**GIVEN TEXT:**
◇ ◇ ◇ ◇
Repeated trauma to the endothelium triggers a cascade of cellular level events that starts the fibrosis process.

Anti-fibrotic drugs (currently in early testing stages):

  • Pirfenidone (Esbriet)
  • Imatinib mesylate (Gleevec)
  • Connective tissue growth factor inhibitors (CCG-203971)


Organ Damage

The fibrosis eventually affects multiple organ systems, including the skin and internal organs.

Targeted treatments, e.g.

  • Raynaud’s/digital ulcers:
    • Calcium channel blockers (nifedipine)
    • PDE5 inhibitors (sildenafil)
    • Dual endothelin receptor antagonists (bosentan)
  • GERD: oemeprazole, lansoprazole
  • Gastroparesis: metoclopramide
  • Scleroderma Renal Crisis: ACE inhibitors

Current Treatment Overview

Current systemic treatments for scleroderma are mostly focused on Stage 2 of the disease process. The logic is simple – suppressing the production of the presumably destructive pathogenic factors using immunosuppressive drugs should help to control the damage by reducing the number of circulating autoantibodies. While research indicates that immunosuppressive treatments may result in modest systemic improvement, any benefit stops when treatment stops and symptoms then resume “normally”. And, since most immunosuppressive treatments are potentially very toxic, the stronger immunosuppressive drugs can only be used for a relatively short time period. With any use of immunosuppressive drugs, there is also significantly increased risk of long-term issues such as increased risk of infections and cancer. A recent (2012) study [2] indicates that there has been no improvement in overall survival rates for patients diagnosed with SSc in the past 40 years beyond what would expect from overall improvements in longevity in the general population during this same time period. This suggests that any up-front improvements from the use of immunosuppressants is counter-balanced by long-term complications from this treatment approach.
◇ ◇ ◇ ◇
**SOURCE MATERIAL:**
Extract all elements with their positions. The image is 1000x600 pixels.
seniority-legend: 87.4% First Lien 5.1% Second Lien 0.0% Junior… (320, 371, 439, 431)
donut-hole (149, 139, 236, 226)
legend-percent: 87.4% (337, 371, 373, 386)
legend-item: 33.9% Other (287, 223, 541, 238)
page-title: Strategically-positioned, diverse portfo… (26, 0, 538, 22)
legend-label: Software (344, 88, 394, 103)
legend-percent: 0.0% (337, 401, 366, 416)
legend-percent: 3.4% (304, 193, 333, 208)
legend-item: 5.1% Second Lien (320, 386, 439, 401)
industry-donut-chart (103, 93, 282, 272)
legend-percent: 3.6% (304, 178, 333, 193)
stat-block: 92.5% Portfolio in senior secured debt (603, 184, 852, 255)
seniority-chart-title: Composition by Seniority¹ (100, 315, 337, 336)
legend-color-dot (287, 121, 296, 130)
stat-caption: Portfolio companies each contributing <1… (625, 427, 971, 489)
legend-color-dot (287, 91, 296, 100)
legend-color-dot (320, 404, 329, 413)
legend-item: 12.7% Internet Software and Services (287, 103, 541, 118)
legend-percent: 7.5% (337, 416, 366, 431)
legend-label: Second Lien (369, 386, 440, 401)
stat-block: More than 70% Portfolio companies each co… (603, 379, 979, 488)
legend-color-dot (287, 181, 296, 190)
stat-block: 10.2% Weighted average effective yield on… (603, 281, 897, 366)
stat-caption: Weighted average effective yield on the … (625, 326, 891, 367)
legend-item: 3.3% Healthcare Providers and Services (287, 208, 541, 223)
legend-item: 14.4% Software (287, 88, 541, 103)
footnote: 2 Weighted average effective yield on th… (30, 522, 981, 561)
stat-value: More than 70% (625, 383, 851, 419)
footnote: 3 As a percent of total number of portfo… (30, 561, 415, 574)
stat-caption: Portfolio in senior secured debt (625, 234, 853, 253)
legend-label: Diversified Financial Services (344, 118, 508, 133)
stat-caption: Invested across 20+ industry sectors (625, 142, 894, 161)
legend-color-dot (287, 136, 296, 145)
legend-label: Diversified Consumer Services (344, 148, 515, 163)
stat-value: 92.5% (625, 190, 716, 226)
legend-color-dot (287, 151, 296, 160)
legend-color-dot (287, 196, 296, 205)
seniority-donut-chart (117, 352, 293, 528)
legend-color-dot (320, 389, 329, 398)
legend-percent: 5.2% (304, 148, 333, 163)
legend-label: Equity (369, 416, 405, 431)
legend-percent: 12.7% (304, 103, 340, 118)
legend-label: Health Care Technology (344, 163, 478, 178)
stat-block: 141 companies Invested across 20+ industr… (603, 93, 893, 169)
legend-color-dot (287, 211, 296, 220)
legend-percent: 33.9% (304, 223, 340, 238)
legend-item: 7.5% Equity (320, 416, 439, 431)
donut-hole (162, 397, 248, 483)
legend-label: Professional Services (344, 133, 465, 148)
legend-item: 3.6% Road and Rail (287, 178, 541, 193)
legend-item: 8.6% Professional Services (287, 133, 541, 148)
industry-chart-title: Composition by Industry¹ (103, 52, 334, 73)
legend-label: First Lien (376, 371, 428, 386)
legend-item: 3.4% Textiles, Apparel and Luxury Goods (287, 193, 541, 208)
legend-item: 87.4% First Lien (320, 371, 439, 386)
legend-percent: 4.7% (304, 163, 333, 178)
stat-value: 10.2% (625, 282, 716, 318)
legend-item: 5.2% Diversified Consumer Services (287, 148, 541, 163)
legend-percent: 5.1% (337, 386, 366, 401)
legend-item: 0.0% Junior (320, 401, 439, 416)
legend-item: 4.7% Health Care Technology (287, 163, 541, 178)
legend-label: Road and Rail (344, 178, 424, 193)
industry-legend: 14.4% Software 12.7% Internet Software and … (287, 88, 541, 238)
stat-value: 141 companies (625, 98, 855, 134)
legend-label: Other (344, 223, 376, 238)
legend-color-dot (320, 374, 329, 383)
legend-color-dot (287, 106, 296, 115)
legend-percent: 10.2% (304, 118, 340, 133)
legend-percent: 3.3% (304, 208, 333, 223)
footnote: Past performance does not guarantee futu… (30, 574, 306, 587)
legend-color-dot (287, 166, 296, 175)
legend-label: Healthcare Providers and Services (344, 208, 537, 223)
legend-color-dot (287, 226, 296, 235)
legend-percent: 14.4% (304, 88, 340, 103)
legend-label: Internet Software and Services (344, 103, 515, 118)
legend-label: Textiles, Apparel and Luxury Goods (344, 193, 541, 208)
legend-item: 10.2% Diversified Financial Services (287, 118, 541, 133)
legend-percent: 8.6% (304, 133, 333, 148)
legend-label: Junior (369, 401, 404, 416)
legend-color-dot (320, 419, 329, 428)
◇ ◇ ◇ ◇
**PROBLEMS TO SOLVE:**
1 - From the scleroderma treatment text, copy everything from "Anti-fibrotic drugs (currently" down to "and internal organs.".
2 - According to the scleroderma treatment text, why can the stronger immunosuppressive drugs be used only for a relatively short time period? Answer in one to three sentences.

**SOLUTIONS BELOW:**
1 -
Anti-fibrotic drugs (currently in early testing stages):

  • Pirfenidone (Esbriet)
  • Imatinib mesylate (Gleevec)
  • Connective tissue growth factor inhibitors (CCG-203971)


Organ Damage

The fibrosis eventually affects multiple organ systems, including the skin and internal organs.

2 - Most immunosuppressive treatments are potentially very toxic, so the stronger ones can be used only for a relatively short time period.